Task details:
List every experimental or computational technique that the summary of the nuclear pore study says the authors used.

Document segment:
=== Section Start ===

Cell 163, 734–745 (2015)

The nuclear pore complex (NPC) is an enormous macromolecular structure that mediates the passage of proteins from the nucleus to the cytoplasm and vice versa. Phenylalanine-glycine–rich nucleoporins (FG-Nups) are intrinsically disordered proteins that line the pore of the NPC, preventing larger proteins (>40 kDa) that are not bound to nuclear transport receptors (NTRs) from moving through the nuclear pore. Milles et al. used NMR spectroscopy to show that the ProXxxPheGly-rich domain of Nup153 (Nup153FGPxFG) is highly disordered in solution, with very little secondary structure. Only minor changes in the NMR spectrum were observed when importin β was present, indicating that the binding of this NTR to Nup153FGPxFG does not markedly alter the disordered structure of the nucleoporin. Single-molecule Förster resonance energy transfer experiments on Nup153FGPxFG and full-length Nup153FG confirmed that the overall structure of this nucleoporin does not change substantially when it is bound to importin β. Unbiased molecular dynamics simulations of different conformations of Nup153FGPxFG and the N-terminal portion of importin β suggested that the presence of many solvent-exposed phenylalanines in the FG repeats means that importin β can easily bind to them without either protein undergoing substantial conformational changes. The authors then used fluorescence stopped-flow experiments and Brownian dynamics simulations to show that the binding of full-length Nup153FG to importin β is extremely rapid, even when high-ionic-strength buffers are used to diminish the effects of any potential long-range electrostatic interactions between the two proteins. These experiments indicate a transient and highly dynamic binding mode that allows importin β to quickly 'creep' through the FG motifs that line the nuclear pore until it reaches the nucleus. The authors found similar results for several other Nups and NTRs, suggesting that this may be a general mechanism by which this family of intrinsically disordered proteins is able to be selective for so many structurally diverse nuclear transport receptors on such a fast timescale.

=== Section End ===

Entries shown:

=== Section Start ===

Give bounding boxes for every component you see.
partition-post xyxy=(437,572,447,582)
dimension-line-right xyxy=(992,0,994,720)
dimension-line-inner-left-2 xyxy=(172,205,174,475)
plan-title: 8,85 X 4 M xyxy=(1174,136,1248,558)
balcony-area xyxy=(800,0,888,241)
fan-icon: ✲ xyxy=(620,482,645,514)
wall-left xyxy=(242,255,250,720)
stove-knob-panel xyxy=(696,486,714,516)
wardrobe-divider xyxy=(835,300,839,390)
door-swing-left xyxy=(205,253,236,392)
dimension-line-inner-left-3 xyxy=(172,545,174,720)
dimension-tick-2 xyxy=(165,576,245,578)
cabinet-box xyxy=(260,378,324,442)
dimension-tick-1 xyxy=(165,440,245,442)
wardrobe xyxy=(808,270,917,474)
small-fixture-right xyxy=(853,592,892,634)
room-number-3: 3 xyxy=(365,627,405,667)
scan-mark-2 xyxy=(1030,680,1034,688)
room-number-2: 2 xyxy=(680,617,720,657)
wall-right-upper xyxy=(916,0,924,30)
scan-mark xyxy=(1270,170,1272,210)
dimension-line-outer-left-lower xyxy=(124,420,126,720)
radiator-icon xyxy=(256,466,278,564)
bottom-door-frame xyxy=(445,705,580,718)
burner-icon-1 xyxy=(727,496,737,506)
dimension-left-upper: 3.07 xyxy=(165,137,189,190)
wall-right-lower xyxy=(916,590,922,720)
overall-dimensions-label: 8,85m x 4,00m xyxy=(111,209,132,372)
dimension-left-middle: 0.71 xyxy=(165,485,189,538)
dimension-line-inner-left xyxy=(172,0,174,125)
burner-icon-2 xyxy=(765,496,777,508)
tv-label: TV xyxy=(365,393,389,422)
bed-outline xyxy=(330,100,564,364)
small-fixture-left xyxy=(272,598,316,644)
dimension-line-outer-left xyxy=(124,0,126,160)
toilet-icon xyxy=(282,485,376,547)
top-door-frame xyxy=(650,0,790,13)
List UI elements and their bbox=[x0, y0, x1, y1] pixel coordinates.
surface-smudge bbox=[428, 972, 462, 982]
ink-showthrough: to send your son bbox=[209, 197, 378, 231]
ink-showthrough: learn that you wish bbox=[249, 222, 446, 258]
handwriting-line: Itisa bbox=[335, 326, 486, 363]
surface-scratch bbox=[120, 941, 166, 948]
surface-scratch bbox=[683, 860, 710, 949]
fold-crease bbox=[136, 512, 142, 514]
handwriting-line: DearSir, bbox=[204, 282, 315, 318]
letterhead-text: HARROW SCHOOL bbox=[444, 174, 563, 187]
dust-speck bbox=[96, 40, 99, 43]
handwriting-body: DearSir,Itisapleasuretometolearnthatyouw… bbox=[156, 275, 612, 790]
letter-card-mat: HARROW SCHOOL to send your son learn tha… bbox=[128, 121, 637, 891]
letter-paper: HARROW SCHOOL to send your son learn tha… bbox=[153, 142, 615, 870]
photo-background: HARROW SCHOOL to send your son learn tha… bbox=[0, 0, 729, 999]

=== Section End ===

Finished exercise:
- NMR spectroscopy
- Single-molecule Förster resonance energy transfer experiments
- Unbiased molecular dynamics simulations
- Fluorescence stopped-flow experiments
- Brownian dynamics simulations